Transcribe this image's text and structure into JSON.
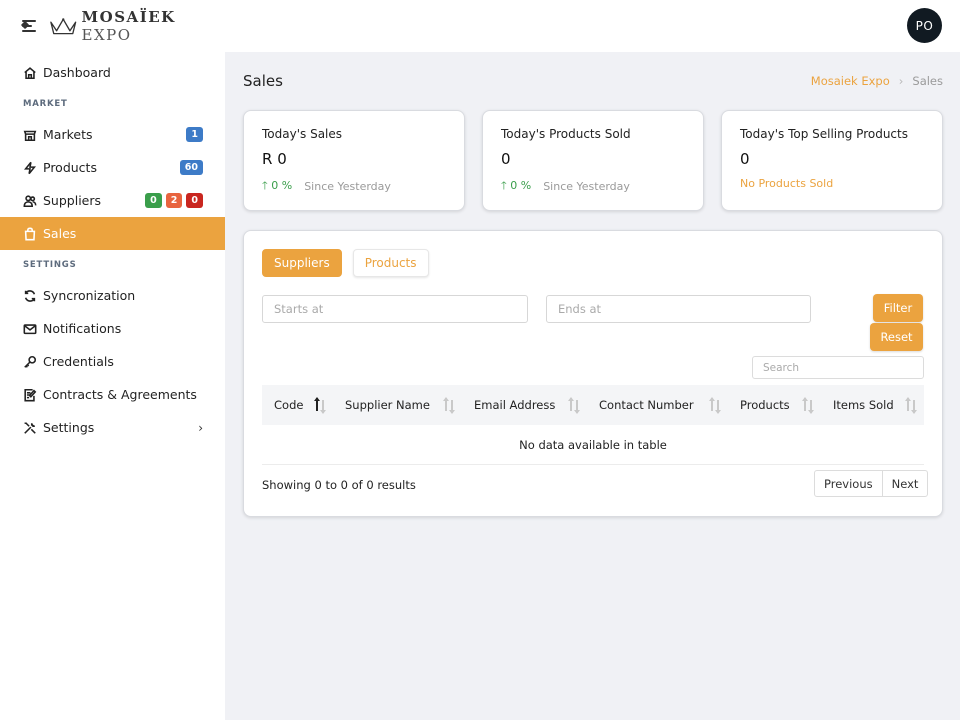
{
  "brand": {
    "name_bold": "MOSAÏEK",
    "name_light": "EXPO"
  },
  "sidebar": {
    "items_top": [
      {
        "label": "Dashboard",
        "icon": "home-icon"
      }
    ],
    "market_title": "MARKET",
    "market_items": [
      {
        "label": "Markets",
        "icon": "shop-icon",
        "badges": [
          {
            "text": "1",
            "color": "blue"
          }
        ]
      },
      {
        "label": "Products",
        "icon": "bolt-icon",
        "badges": [
          {
            "text": "60",
            "color": "blue"
          }
        ]
      },
      {
        "label": "Suppliers",
        "icon": "users-icon",
        "badges": [
          {
            "text": "0",
            "color": "green"
          },
          {
            "text": "2",
            "color": "orange"
          },
          {
            "text": "0",
            "color": "red"
          }
        ]
      },
      {
        "label": "Sales",
        "icon": "bag-icon",
        "active": true
      }
    ],
    "settings_title": "SETTINGS",
    "settings_items": [
      {
        "label": "Syncronization",
        "icon": "sync-icon"
      },
      {
        "label": "Notifications",
        "icon": "envelope-icon"
      },
      {
        "label": "Credentials",
        "icon": "key-icon"
      },
      {
        "label": "Contracts & Agreements",
        "icon": "contract-icon"
      },
      {
        "label": "Settings",
        "icon": "tools-icon",
        "chevron": "›"
      }
    ]
  },
  "header": {
    "avatar_initials": "PO"
  },
  "page": {
    "title": "Sales",
    "breadcrumb": {
      "home": "Mosaiek Expo",
      "sep": "›",
      "current": "Sales"
    }
  },
  "stats": [
    {
      "title": "Today's Sales",
      "value": "R 0",
      "change": "0 %",
      "since": "Since Yesterday"
    },
    {
      "title": "Today's Products Sold",
      "value": "0",
      "change": "0 %",
      "since": "Since Yesterday"
    },
    {
      "title": "Today's Top Selling Products",
      "value": "0",
      "note": "No Products Sold"
    }
  ],
  "panel": {
    "tabs": {
      "suppliers": "Suppliers",
      "products": "Products"
    },
    "starts_placeholder": "Starts at",
    "ends_placeholder": "Ends at",
    "filter": "Filter",
    "reset": "Reset",
    "search_placeholder": "Search",
    "columns": [
      "Code",
      "Supplier Name",
      "Email Address",
      "Contact Number",
      "Products",
      "Items Sold"
    ],
    "empty": "No data available in table",
    "showing": "Showing 0 to 0 of 0 results",
    "previous": "Previous",
    "next": "Next"
  },
  "colors": {
    "accent": "#eba33f",
    "green": "#3a9e4b",
    "avatar": "#111a22"
  }
}
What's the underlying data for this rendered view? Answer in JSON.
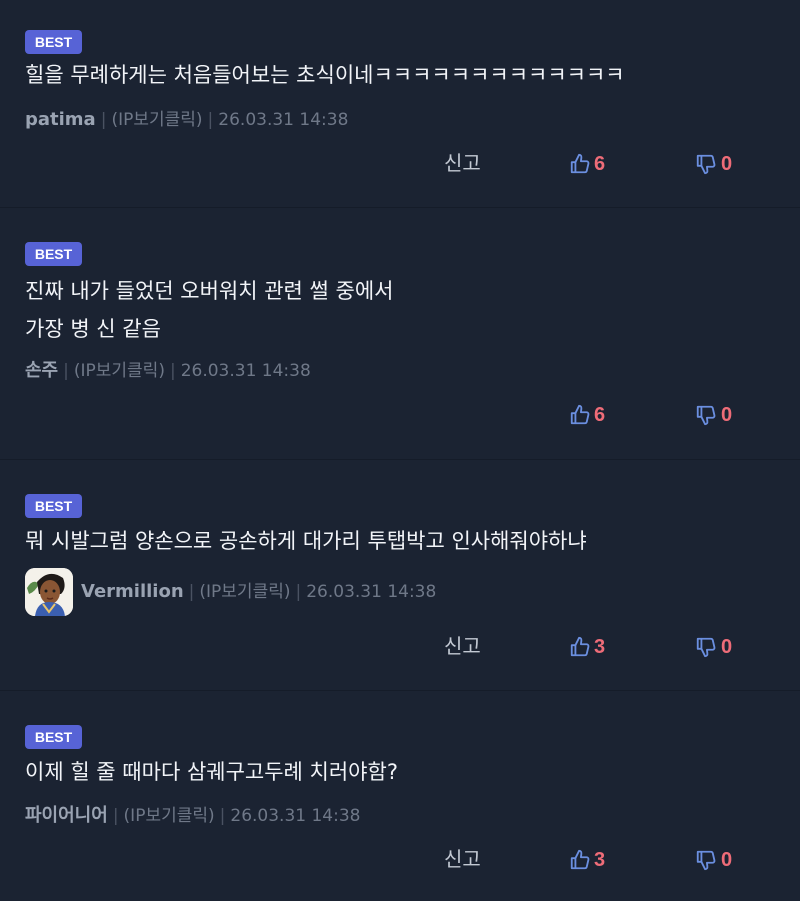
{
  "colors": {
    "background": "#1b2332",
    "badge": "#5763d6",
    "vote_count": "#ee6c78",
    "thumb_icon": "#6b8fe0"
  },
  "comments": [
    {
      "badge": "BEST",
      "lines": [
        "힐을 무례하게는 처음들어보는 초식이네ㅋㅋㅋㅋㅋㅋㅋㅋㅋㅋㅋㅋㅋ"
      ],
      "author": "patima",
      "ip": "(IP보기클릭)",
      "date": "26.03.31 14:38",
      "report": "신고",
      "likes": "6",
      "dislikes": "0",
      "icons": [
        "thumbs-up-icon",
        "thumbs-down-icon"
      ]
    },
    {
      "badge": "BEST",
      "lines": [
        "진짜 내가 들었던 오버워치 관련 썰 중에서",
        "가장 병 신 같음"
      ],
      "author": "손주",
      "ip": "(IP보기클릭)",
      "date": "26.03.31 14:38",
      "likes": "6",
      "dislikes": "0",
      "icons": [
        "thumbs-up-icon",
        "thumbs-down-icon"
      ]
    },
    {
      "badge": "BEST",
      "lines": [
        "뭐 시발그럼 양손으로 공손하게 대가리 투탭박고 인사해줘야하냐"
      ],
      "author": "Vermillion",
      "ip": "(IP보기클릭)",
      "date": "26.03.31 14:38",
      "report": "신고",
      "likes": "3",
      "dislikes": "0",
      "icons": [
        "avatar",
        "thumbs-up-icon",
        "thumbs-down-icon"
      ]
    },
    {
      "badge": "BEST",
      "lines": [
        "이제 힐 줄 때마다 삼궤구고두례 치러야함?"
      ],
      "author": "파이어니어",
      "ip": "(IP보기클릭)",
      "date": "26.03.31 14:38",
      "report": "신고",
      "likes": "3",
      "dislikes": "0",
      "icons": [
        "thumbs-up-icon",
        "thumbs-down-icon"
      ]
    }
  ]
}
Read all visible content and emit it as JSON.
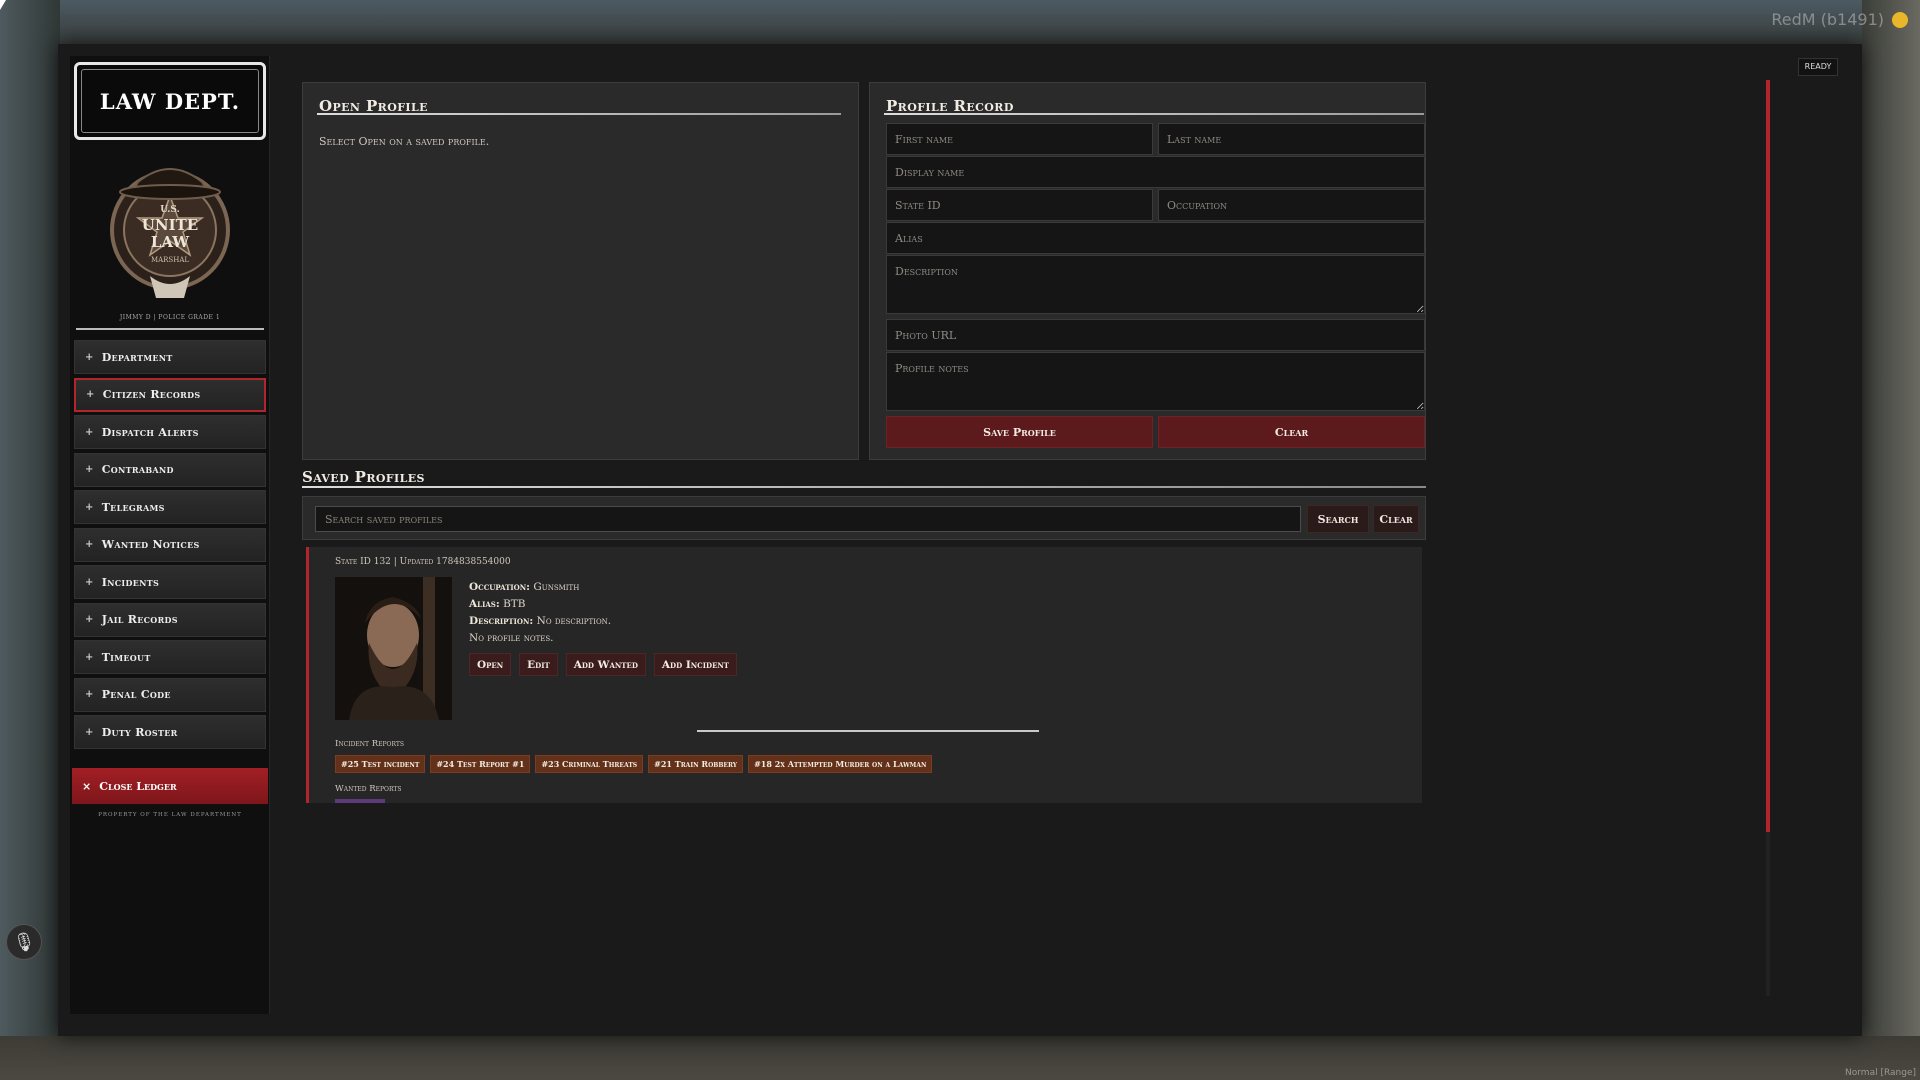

→ **Aim of the task**
Omit pictures; set down the rest of the material word for word.

→ **Exercise result**
Transcribe this image's text and structure into JSON.
{
  "brand": {
    "name_bold": "MOSAÏEK",
    "name_light": "EXPO"
  },
  "sidebar": {
    "items_top": [
      {
        "label": "Dashboard",
        "icon": "home-icon"
      }
    ],
    "market_title": "MARKET",
    "market_items": [
      {
        "label": "Markets",
        "icon": "shop-icon",
        "badges": [
          {
            "text": "1",
            "color": "blue"
          }
        ]
      },
      {
        "label": "Products",
        "icon": "bolt-icon",
        "badges": [
          {
            "text": "60",
            "color": "blue"
          }
        ]
      },
      {
        "label": "Suppliers",
        "icon": "users-icon",
        "badges": [
          {
            "text": "0",
            "color": "green"
          },
          {
            "text": "2",
            "color": "orange"
          },
          {
            "text": "0",
            "color": "red"
          }
        ]
      },
      {
        "label": "Sales",
        "icon": "bag-icon",
        "active": true
      }
    ],
    "settings_title": "SETTINGS",
    "settings_items": [
      {
        "label": "Syncronization",
        "icon": "sync-icon"
      },
      {
        "label": "Notifications",
        "icon": "envelope-icon"
      },
      {
        "label": "Credentials",
        "icon": "key-icon"
      },
      {
        "label": "Contracts & Agreements",
        "icon": "contract-icon"
      },
      {
        "label": "Settings",
        "icon": "tools-icon",
        "chevron": "›"
      }
    ]
  },
  "header": {
    "avatar_initials": "PO"
  },
  "page": {
    "title": "Sales",
    "breadcrumb": {
      "home": "Mosaiek Expo",
      "sep": "›",
      "current": "Sales"
    }
  },
  "stats": [
    {
      "title": "Today's Sales",
      "value": "R 0",
      "change": "0 %",
      "since": "Since Yesterday"
    },
    {
      "title": "Today's Products Sold",
      "value": "0",
      "change": "0 %",
      "since": "Since Yesterday"
    },
    {
      "title": "Today's Top Selling Products",
      "value": "0",
      "note": "No Products Sold"
    }
  ],
  "panel": {
    "tabs": {
      "suppliers": "Suppliers",
      "products": "Products"
    },
    "starts_placeholder": "Starts at",
    "ends_placeholder": "Ends at",
    "filter": "Filter",
    "reset": "Reset",
    "search_placeholder": "Search",
    "columns": [
      "Code",
      "Supplier Name",
      "Email Address",
      "Contact Number",
      "Products",
      "Items Sold"
    ],
    "empty": "No data available in table",
    "showing": "Showing 0 to 0 of 0 results",
    "previous": "Previous",
    "next": "Next"
  },
  "colors": {
    "accent": "#eba33f",
    "green": "#3a9e4b",
    "avatar": "#111a22"
  }
}
What's the underlying data for this rendered view? Answer in JSON.
{
  "colors": {
    "background": "#1b2332",
    "badge": "#5763d6",
    "vote_count": "#ee6c78",
    "thumb_icon": "#6b8fe0"
  },
  "comments": [
    {
      "badge": "BEST",
      "lines": [
        "힐을 무례하게는 처음들어보는 초식이네ㅋㅋㅋㅋㅋㅋㅋㅋㅋㅋㅋㅋㅋ"
      ],
      "author": "patima",
      "ip": "(IP보기클릭)",
      "date": "26.03.31 14:38",
      "report": "신고",
      "likes": "6",
      "dislikes": "0",
      "icons": [
        "thumbs-up-icon",
        "thumbs-down-icon"
      ]
    },
    {
      "badge": "BEST",
      "lines": [
        "진짜 내가 들었던 오버워치 관련 썰 중에서",
        "가장 병 신 같음"
      ],
      "author": "손주",
      "ip": "(IP보기클릭)",
      "date": "26.03.31 14:38",
      "likes": "6",
      "dislikes": "0",
      "icons": [
        "thumbs-up-icon",
        "thumbs-down-icon"
      ]
    },
    {
      "badge": "BEST",
      "lines": [
        "뭐 시발그럼 양손으로 공손하게 대가리 투탭박고 인사해줘야하냐"
      ],
      "author": "Vermillion",
      "ip": "(IP보기클릭)",
      "date": "26.03.31 14:38",
      "report": "신고",
      "likes": "3",
      "dislikes": "0",
      "icons": [
        "avatar",
        "thumbs-up-icon",
        "thumbs-down-icon"
      ]
    },
    {
      "badge": "BEST",
      "lines": [
        "이제 힐 줄 때마다 삼궤구고두례 치러야함?"
      ],
      "author": "파이어니어",
      "ip": "(IP보기클릭)",
      "date": "26.03.31 14:38",
      "report": "신고",
      "likes": "3",
      "dislikes": "0",
      "icons": [
        "thumbs-up-icon",
        "thumbs-down-icon"
      ]
    }
  ]
}
Read all visible content and emit it as JSON.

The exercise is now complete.